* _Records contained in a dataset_
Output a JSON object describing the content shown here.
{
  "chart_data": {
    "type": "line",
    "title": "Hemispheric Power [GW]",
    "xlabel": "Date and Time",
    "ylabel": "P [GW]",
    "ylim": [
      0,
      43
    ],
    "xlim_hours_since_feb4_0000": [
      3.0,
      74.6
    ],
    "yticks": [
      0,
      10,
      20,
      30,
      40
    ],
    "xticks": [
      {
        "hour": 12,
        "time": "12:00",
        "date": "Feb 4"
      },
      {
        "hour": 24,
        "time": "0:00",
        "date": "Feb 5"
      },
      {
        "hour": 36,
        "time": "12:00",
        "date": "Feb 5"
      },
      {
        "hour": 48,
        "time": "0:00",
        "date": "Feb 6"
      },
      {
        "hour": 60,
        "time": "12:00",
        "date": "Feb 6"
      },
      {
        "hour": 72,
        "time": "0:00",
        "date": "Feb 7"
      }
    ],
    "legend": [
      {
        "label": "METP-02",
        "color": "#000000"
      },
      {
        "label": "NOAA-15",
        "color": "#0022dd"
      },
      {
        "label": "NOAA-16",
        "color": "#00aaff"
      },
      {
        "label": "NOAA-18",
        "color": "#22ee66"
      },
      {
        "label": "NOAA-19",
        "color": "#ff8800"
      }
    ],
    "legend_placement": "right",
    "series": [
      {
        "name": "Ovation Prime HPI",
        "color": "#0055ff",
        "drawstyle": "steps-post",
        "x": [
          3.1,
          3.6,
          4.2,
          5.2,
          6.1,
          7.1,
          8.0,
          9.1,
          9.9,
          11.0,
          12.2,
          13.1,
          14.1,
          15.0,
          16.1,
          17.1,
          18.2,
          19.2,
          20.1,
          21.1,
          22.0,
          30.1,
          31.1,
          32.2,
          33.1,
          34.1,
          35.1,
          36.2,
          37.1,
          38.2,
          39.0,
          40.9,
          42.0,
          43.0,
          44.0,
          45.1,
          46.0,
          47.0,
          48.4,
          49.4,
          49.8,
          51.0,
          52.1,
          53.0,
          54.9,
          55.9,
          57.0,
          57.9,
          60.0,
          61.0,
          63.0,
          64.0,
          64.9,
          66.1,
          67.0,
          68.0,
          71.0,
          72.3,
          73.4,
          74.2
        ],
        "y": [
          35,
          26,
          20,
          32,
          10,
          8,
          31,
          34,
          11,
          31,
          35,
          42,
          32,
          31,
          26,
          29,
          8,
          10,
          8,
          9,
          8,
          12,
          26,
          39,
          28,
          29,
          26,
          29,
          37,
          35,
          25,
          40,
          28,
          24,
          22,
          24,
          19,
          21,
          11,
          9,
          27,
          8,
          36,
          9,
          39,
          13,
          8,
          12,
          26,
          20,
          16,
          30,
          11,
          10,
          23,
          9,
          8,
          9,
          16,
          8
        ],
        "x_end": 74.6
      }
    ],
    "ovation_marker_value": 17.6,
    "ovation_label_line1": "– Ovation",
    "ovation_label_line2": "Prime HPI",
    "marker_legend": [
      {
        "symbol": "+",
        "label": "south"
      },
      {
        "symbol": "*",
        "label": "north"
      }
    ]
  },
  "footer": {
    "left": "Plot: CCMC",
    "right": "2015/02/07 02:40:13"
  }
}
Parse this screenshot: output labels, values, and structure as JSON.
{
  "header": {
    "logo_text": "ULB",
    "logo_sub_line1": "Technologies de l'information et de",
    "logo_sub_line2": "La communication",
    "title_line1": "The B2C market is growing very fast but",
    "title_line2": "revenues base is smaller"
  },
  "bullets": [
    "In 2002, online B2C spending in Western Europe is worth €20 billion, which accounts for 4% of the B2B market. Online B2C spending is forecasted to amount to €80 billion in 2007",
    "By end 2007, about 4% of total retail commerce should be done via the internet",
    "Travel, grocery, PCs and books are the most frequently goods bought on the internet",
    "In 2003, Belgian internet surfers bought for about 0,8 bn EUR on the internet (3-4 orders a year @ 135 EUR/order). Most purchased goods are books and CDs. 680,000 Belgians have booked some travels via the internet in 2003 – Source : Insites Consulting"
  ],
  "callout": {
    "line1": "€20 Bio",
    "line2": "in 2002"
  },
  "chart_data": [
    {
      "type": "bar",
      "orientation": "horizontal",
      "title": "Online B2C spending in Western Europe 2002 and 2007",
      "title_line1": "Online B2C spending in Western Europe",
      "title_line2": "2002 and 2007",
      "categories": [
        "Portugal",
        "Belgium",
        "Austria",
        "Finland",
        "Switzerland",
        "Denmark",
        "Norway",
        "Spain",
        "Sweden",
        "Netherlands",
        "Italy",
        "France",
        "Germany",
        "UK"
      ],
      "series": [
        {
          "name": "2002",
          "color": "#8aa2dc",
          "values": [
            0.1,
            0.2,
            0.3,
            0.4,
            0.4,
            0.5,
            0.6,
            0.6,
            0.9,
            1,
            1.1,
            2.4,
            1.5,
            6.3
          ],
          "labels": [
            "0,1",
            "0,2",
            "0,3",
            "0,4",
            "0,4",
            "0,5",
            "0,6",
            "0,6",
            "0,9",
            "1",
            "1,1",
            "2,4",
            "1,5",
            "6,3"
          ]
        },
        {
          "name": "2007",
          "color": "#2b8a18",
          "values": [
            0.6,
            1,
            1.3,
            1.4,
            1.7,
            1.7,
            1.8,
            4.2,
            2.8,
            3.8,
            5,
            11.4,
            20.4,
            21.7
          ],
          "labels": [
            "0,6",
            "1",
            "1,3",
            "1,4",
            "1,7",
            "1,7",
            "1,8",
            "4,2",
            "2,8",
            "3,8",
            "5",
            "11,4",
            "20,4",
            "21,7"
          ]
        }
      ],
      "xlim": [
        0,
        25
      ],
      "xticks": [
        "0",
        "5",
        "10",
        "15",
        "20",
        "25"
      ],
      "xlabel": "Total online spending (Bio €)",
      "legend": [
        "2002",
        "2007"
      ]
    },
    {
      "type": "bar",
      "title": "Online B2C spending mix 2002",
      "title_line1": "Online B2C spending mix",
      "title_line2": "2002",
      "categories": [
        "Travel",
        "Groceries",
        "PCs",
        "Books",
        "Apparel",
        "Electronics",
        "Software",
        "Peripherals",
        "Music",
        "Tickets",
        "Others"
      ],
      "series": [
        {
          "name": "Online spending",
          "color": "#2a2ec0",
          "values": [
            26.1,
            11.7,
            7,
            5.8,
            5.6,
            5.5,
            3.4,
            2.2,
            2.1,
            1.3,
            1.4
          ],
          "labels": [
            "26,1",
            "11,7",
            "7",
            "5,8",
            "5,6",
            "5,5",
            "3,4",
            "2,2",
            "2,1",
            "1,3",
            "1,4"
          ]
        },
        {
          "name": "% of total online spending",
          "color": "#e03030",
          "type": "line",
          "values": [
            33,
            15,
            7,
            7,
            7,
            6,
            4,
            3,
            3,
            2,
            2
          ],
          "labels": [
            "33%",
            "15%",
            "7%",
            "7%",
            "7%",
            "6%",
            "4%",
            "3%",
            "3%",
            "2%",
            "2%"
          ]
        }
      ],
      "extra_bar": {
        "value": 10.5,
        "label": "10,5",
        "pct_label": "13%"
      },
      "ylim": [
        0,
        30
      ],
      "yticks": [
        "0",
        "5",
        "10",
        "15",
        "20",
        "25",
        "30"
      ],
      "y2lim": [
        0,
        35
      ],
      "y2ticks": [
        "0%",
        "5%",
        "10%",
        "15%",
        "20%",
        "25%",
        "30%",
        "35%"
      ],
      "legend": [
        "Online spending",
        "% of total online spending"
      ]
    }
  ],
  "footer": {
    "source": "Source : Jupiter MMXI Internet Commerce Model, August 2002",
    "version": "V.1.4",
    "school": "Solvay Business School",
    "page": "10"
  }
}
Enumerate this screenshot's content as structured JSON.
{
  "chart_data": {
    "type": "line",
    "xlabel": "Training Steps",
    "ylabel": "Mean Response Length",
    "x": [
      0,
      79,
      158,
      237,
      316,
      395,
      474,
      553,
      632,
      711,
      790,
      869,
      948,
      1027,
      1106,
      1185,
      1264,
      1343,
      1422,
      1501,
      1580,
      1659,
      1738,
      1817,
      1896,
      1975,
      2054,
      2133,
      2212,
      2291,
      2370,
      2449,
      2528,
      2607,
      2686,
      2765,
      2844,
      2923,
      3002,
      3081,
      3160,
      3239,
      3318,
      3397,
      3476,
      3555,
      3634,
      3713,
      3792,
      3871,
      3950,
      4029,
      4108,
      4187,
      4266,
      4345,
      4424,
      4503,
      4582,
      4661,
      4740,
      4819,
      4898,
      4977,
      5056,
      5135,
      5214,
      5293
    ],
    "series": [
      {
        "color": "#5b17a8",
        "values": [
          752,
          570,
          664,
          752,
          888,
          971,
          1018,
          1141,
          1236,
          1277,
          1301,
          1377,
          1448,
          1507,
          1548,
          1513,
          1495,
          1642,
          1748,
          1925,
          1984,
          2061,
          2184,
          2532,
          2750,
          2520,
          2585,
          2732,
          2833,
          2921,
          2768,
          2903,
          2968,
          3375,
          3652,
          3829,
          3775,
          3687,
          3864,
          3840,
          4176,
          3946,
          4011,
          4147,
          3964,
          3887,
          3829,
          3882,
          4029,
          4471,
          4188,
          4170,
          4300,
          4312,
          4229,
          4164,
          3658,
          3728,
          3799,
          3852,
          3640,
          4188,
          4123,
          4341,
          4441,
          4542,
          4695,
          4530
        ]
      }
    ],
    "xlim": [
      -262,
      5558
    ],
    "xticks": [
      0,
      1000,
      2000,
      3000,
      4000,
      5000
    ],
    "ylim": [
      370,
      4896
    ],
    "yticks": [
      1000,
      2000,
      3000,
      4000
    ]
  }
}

* _What to work on_
Where a line holds "content", copy that line.

* _Result below_
Output a JSON object describing the content shown here.
Enumerate this screenshot's content as structured JSON.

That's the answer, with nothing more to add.